● EXCERPT PROVIDED:
-- Begin --

Notable elements of this transformation include:
- Redefining the group’s purpose from that of a membership organization to a giving society of committed annual donors. The board of the Friends of VCU Libraries has had a 100 percent giving rate every year since 2015.
- Embracing a creative, new business model for their annual book sale. For 20-some years, the Friends managed a large annual book sale with considerable staff assistance. In 2016, after a three-year hiatus due to library building construction, library leaders decided to recast the book sale as a community engagement project with less emphasis on the event as a fundraising project. To more efficiently manage the sale, the library formed a partnership with the Division of Student Affairs’ Emerging Leaders Program. These first-year students now work side-by-side with Friends members for the hundreds of hours required to take in book donations and to prepare for and run the five-day book sale. The student organization now receives a portion of the book sale’s earnings, which financially support their leadership program’s annual service projects on campus. The Friends’ openness and flexibility in adopting this new system are to be commended. This labor and revenue sharing model could be replicated at other libraries and it has many advantages, not the least of which is cross-generational interaction in which Friends mentor students and Friends also learn from students. Meanwhile, the book sale continues on as an important financial contributor with sales every year exceeding the previous year.

-- End --

(Collected data entries)
-- Begin --

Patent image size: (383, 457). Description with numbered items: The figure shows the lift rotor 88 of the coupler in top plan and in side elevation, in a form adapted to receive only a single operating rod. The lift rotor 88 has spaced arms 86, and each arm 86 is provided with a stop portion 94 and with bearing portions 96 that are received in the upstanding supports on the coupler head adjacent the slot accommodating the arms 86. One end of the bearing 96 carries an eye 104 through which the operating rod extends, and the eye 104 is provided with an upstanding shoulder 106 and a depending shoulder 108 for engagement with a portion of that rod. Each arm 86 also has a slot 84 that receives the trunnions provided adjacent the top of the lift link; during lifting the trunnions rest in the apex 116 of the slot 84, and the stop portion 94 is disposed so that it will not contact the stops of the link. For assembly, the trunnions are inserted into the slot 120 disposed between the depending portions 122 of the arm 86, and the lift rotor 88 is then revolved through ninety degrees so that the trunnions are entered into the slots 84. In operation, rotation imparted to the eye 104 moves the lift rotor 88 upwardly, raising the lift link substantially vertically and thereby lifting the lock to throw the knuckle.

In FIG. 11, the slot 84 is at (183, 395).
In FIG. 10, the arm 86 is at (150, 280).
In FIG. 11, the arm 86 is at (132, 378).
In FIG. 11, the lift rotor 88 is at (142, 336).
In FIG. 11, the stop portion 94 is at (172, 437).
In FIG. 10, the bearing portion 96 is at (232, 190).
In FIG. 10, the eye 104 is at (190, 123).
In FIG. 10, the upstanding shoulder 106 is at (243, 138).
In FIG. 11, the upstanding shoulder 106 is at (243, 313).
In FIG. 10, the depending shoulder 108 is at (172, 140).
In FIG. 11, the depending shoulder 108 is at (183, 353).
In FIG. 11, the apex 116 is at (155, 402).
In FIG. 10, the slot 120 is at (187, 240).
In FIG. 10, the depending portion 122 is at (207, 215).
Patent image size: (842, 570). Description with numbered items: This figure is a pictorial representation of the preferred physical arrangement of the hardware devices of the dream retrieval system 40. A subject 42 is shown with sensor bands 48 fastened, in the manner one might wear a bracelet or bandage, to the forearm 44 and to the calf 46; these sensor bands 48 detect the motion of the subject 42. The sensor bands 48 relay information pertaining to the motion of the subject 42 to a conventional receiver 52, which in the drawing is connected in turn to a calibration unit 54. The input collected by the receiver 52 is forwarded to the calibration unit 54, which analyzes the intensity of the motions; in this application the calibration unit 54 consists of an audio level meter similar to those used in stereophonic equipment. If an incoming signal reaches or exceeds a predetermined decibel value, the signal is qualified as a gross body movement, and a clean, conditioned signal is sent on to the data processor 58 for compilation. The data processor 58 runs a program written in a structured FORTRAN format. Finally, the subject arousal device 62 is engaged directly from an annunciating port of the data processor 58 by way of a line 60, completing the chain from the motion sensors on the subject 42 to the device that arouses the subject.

-- End --

● TASK LIST:
1. According to the passage on the Friends of VCU Libraries, since what year has the board had a 100 percent giving rate every year?
2. Duplicate the passage on the Friends of VCU Libraries word for word, from "Notable elements of" to "year since 2015.".

● SOLVED TASKS:
1. Since 2015.

2.
Notable elements of this transformation include:
- Redefining the group’s purpose from that of a membership organization to a giving society of committed annual donors. The board of the Friends of VCU Libraries has had a 100 percent giving rate every year since 2015.